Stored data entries
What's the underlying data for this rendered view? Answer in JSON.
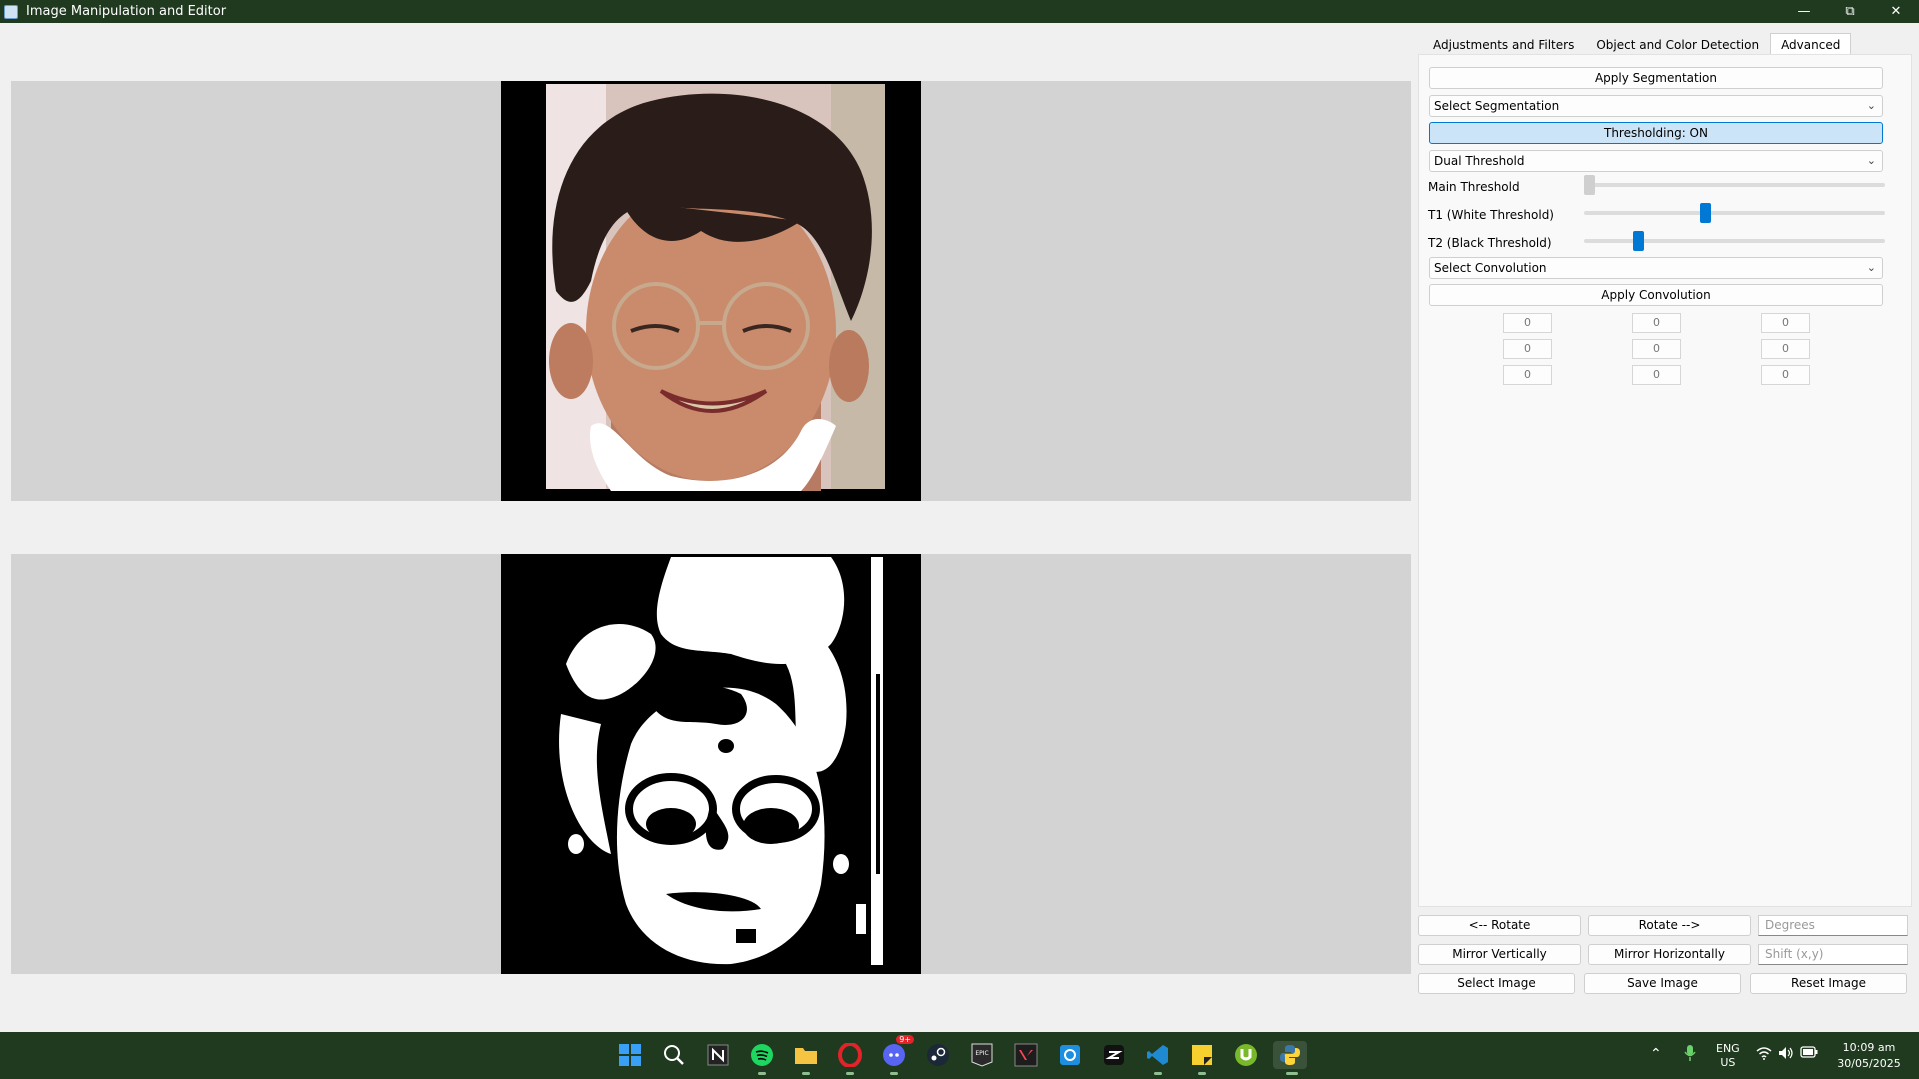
{
  "window": {
    "title": "Image Manipulation and Editor"
  },
  "tabs": [
    {
      "label": "Adjustments and Filters"
    },
    {
      "label": "Object and Color Detection"
    },
    {
      "label": "Advanced"
    }
  ],
  "advanced": {
    "apply_segmentation": "Apply Segmentation",
    "segmentation_select": "Select Segmentation",
    "thresholding_toggle": "Thresholding: ON",
    "threshold_mode": "Dual Threshold",
    "sliders": [
      {
        "label": "Main Threshold",
        "value": 0.0,
        "enabled": false
      },
      {
        "label": "T1 (White Threshold)",
        "value": 0.4,
        "enabled": true
      },
      {
        "label": "T2 (Black Threshold)",
        "value": 0.17,
        "enabled": true
      }
    ],
    "convolution_select": "Select Convolution",
    "apply_convolution": "Apply Convolution",
    "kernel": [
      [
        "0",
        "0",
        "0"
      ],
      [
        "0",
        "0",
        "0"
      ],
      [
        "0",
        "0",
        "0"
      ]
    ]
  },
  "bottom": {
    "rotate_left": "<-- Rotate",
    "rotate_right": "Rotate -->",
    "degrees_placeholder": "Degrees",
    "mirror_v": "Mirror Vertically",
    "mirror_h": "Mirror Horizontally",
    "shift_placeholder": "Shift (x,y)",
    "select_image": "Select Image",
    "save_image": "Save Image",
    "reset_image": "Reset Image"
  },
  "taskbar": {
    "language": "ENG",
    "region": "US",
    "time": "10:09 am",
    "date": "30/05/2025",
    "discord_badge": "9+",
    "icons": [
      "windows-start-icon",
      "search-icon",
      "notion-icon",
      "spotify-icon",
      "file-explorer-icon",
      "opera-icon",
      "discord-icon",
      "steam-icon",
      "epic-games-icon",
      "valorant-icon",
      "outlook-icon",
      "capcut-icon",
      "vscode-icon",
      "sticky-notes-icon",
      "utorrent-icon",
      "python-icon"
    ]
  },
  "colors": {
    "titlebar": "#1f3a1f",
    "accent": "#0078d4",
    "panel": "#d3d3d3"
  }
}
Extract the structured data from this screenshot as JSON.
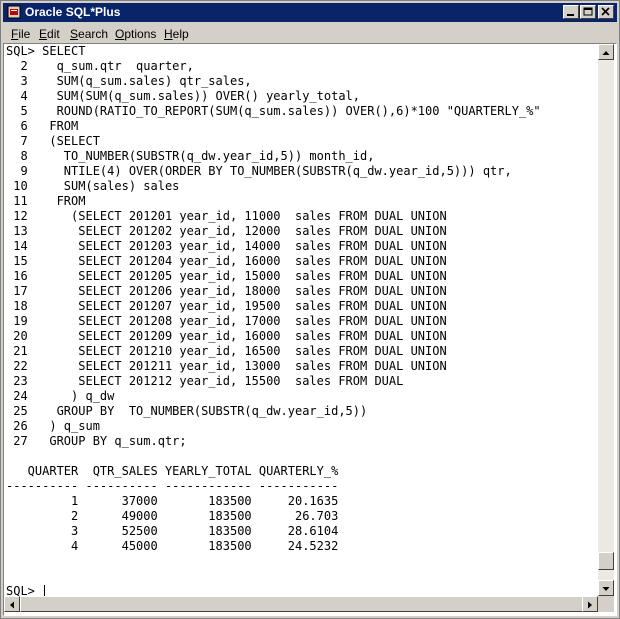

● **Exercise instructions**:
Copy out every line of the material above that mentions the word "Mirror".

● **Worked answer**:
    "mirror_v": "Mirror Vertically",
    "mirror_h": "Mirror Horizontally",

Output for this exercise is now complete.